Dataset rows
'''

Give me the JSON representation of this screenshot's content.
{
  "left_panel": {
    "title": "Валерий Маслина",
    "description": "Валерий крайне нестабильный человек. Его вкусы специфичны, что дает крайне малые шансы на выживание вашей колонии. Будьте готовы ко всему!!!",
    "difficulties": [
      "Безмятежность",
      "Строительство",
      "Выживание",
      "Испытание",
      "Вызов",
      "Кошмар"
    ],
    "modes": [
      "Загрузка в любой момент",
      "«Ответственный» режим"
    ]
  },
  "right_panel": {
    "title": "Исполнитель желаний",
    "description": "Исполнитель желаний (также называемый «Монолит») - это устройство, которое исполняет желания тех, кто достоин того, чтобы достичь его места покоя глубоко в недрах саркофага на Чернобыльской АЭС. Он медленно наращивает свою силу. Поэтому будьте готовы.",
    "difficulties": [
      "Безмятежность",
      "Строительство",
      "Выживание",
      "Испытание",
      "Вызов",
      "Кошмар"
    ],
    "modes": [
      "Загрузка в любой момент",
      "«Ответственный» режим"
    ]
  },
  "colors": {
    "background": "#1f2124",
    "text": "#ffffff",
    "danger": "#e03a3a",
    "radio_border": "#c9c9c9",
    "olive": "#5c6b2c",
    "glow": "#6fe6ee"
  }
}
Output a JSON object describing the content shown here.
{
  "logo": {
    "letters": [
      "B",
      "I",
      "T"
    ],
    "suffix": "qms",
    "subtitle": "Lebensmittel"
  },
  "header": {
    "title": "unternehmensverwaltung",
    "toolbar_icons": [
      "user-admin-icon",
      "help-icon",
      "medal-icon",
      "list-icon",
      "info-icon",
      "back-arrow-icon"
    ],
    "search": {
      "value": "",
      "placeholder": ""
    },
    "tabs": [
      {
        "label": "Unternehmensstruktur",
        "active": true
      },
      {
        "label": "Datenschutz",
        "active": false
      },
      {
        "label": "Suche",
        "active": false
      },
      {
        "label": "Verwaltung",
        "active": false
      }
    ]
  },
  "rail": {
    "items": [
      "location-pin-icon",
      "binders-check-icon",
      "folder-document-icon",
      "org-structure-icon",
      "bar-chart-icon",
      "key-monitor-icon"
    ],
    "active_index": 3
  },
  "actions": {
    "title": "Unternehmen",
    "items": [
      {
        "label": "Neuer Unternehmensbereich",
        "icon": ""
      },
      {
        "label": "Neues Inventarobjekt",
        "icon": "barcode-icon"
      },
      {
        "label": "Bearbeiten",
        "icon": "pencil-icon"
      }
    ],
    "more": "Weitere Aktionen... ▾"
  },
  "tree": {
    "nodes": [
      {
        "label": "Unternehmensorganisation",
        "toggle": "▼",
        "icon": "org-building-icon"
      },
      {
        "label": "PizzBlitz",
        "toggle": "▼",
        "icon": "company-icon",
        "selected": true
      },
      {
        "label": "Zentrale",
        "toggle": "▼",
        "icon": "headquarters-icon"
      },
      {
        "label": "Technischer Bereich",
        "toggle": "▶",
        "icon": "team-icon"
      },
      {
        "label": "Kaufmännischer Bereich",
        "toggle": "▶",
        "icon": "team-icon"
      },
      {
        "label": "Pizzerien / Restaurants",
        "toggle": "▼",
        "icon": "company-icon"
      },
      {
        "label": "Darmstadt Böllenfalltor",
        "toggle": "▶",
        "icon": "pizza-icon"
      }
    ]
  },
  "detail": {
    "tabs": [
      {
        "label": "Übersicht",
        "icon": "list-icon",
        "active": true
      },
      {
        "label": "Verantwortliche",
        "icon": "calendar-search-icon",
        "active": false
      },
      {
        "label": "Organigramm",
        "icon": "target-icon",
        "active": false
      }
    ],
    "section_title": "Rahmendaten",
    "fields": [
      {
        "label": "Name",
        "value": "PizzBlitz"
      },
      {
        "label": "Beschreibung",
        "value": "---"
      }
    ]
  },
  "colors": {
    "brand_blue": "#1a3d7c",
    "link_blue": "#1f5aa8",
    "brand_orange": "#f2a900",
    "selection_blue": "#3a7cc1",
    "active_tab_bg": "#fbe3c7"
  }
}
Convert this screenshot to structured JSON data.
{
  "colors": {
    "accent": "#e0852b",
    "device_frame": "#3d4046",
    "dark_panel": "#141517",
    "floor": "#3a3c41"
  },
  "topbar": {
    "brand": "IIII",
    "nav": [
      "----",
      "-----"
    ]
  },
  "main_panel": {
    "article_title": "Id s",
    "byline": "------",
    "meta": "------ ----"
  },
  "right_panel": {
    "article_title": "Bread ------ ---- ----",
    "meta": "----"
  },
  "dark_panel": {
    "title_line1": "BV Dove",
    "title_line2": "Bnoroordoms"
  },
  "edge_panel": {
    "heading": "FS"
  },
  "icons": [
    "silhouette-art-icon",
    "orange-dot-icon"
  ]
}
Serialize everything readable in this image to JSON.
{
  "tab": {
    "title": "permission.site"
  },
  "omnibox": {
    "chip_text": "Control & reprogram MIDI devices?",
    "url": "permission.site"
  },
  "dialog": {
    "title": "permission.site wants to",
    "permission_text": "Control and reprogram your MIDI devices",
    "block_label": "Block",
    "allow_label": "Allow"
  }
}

'''

• _THE EXERCISE_
Write the entries again, exactly as they stand.

• _CORRECT RESULT_
Give me the JSON representation of this screenshot's content.
{
  "left_panel": {
    "title": "Валерий Маслина",
    "description": "Валерий крайне нестабильный человек. Его вкусы специфичны, что дает крайне малые шансы на выживание вашей колонии. Будьте готовы ко всему!!!",
    "difficulties": [
      "Безмятежность",
      "Строительство",
      "Выживание",
      "Испытание",
      "Вызов",
      "Кошмар"
    ],
    "modes": [
      "Загрузка в любой момент",
      "«Ответственный» режим"
    ]
  },
  "right_panel": {
    "title": "Исполнитель желаний",
    "description": "Исполнитель желаний (также называемый «Монолит») - это устройство, которое исполняет желания тех, кто достоин того, чтобы достичь его места покоя глубоко в недрах саркофага на Чернобыльской АЭС. Он медленно наращивает свою силу. Поэтому будьте готовы.",
    "difficulties": [
      "Безмятежность",
      "Строительство",
      "Выживание",
      "Испытание",
      "Вызов",
      "Кошмар"
    ],
    "modes": [
      "Загрузка в любой момент",
      "«Ответственный» режим"
    ]
  },
  "colors": {
    "background": "#1f2124",
    "text": "#ffffff",
    "danger": "#e03a3a",
    "radio_border": "#c9c9c9",
    "olive": "#5c6b2c",
    "glow": "#6fe6ee"
  }
}
Output a JSON object describing the content shown here.
{
  "logo": {
    "letters": [
      "B",
      "I",
      "T"
    ],
    "suffix": "qms",
    "subtitle": "Lebensmittel"
  },
  "header": {
    "title": "unternehmensverwaltung",
    "toolbar_icons": [
      "user-admin-icon",
      "help-icon",
      "medal-icon",
      "list-icon",
      "info-icon",
      "back-arrow-icon"
    ],
    "search": {
      "value": "",
      "placeholder": ""
    },
    "tabs": [
      {
        "label": "Unternehmensstruktur",
        "active": true
      },
      {
        "label": "Datenschutz",
        "active": false
      },
      {
        "label": "Suche",
        "active": false
      },
      {
        "label": "Verwaltung",
        "active": false
      }
    ]
  },
  "rail": {
    "items": [
      "location-pin-icon",
      "binders-check-icon",
      "folder-document-icon",
      "org-structure-icon",
      "bar-chart-icon",
      "key-monitor-icon"
    ],
    "active_index": 3
  },
  "actions": {
    "title": "Unternehmen",
    "items": [
      {
        "label": "Neuer Unternehmensbereich",
        "icon": ""
      },
      {
        "label": "Neues Inventarobjekt",
        "icon": "barcode-icon"
      },
      {
        "label": "Bearbeiten",
        "icon": "pencil-icon"
      }
    ],
    "more": "Weitere Aktionen... ▾"
  },
  "tree": {
    "nodes": [
      {
        "label": "Unternehmensorganisation",
        "toggle": "▼",
        "icon": "org-building-icon"
      },
      {
        "label": "PizzBlitz",
        "toggle": "▼",
        "icon": "company-icon",
        "selected": true
      },
      {
        "label": "Zentrale",
        "toggle": "▼",
        "icon": "headquarters-icon"
      },
      {
        "label": "Technischer Bereich",
        "toggle": "▶",
        "icon": "team-icon"
      },
      {
        "label": "Kaufmännischer Bereich",
        "toggle": "▶",
        "icon": "team-icon"
      },
      {
        "label": "Pizzerien / Restaurants",
        "toggle": "▼",
        "icon": "company-icon"
      },
      {
        "label": "Darmstadt Böllenfalltor",
        "toggle": "▶",
        "icon": "pizza-icon"
      }
    ]
  },
  "detail": {
    "tabs": [
      {
        "label": "Übersicht",
        "icon": "list-icon",
        "active": true
      },
      {
        "label": "Verantwortliche",
        "icon": "calendar-search-icon",
        "active": false
      },
      {
        "label": "Organigramm",
        "icon": "target-icon",
        "active": false
      }
    ],
    "section_title": "Rahmendaten",
    "fields": [
      {
        "label": "Name",
        "value": "PizzBlitz"
      },
      {
        "label": "Beschreibung",
        "value": "---"
      }
    ]
  },
  "colors": {
    "brand_blue": "#1a3d7c",
    "link_blue": "#1f5aa8",
    "brand_orange": "#f2a900",
    "selection_blue": "#3a7cc1",
    "active_tab_bg": "#fbe3c7"
  }
}
Convert this screenshot to structured JSON data.
{
  "colors": {
    "accent": "#e0852b",
    "device_frame": "#3d4046",
    "dark_panel": "#141517",
    "floor": "#3a3c41"
  },
  "topbar": {
    "brand": "IIII",
    "nav": [
      "----",
      "-----"
    ]
  },
  "main_panel": {
    "article_title": "Id s",
    "byline": "------",
    "meta": "------ ----"
  },
  "right_panel": {
    "article_title": "Bread ------ ---- ----",
    "meta": "----"
  },
  "dark_panel": {
    "title_line1": "BV Dove",
    "title_line2": "Bnoroordoms"
  },
  "edge_panel": {
    "heading": "FS"
  },
  "icons": [
    "silhouette-art-icon",
    "orange-dot-icon"
  ]
}
Serialize everything readable in this image to JSON.
{
  "tab": {
    "title": "permission.site"
  },
  "omnibox": {
    "chip_text": "Control & reprogram MIDI devices?",
    "url": "permission.site"
  },
  "dialog": {
    "title": "permission.site wants to",
    "permission_text": "Control and reprogram your MIDI devices",
    "block_label": "Block",
    "allow_label": "Allow"
  }
}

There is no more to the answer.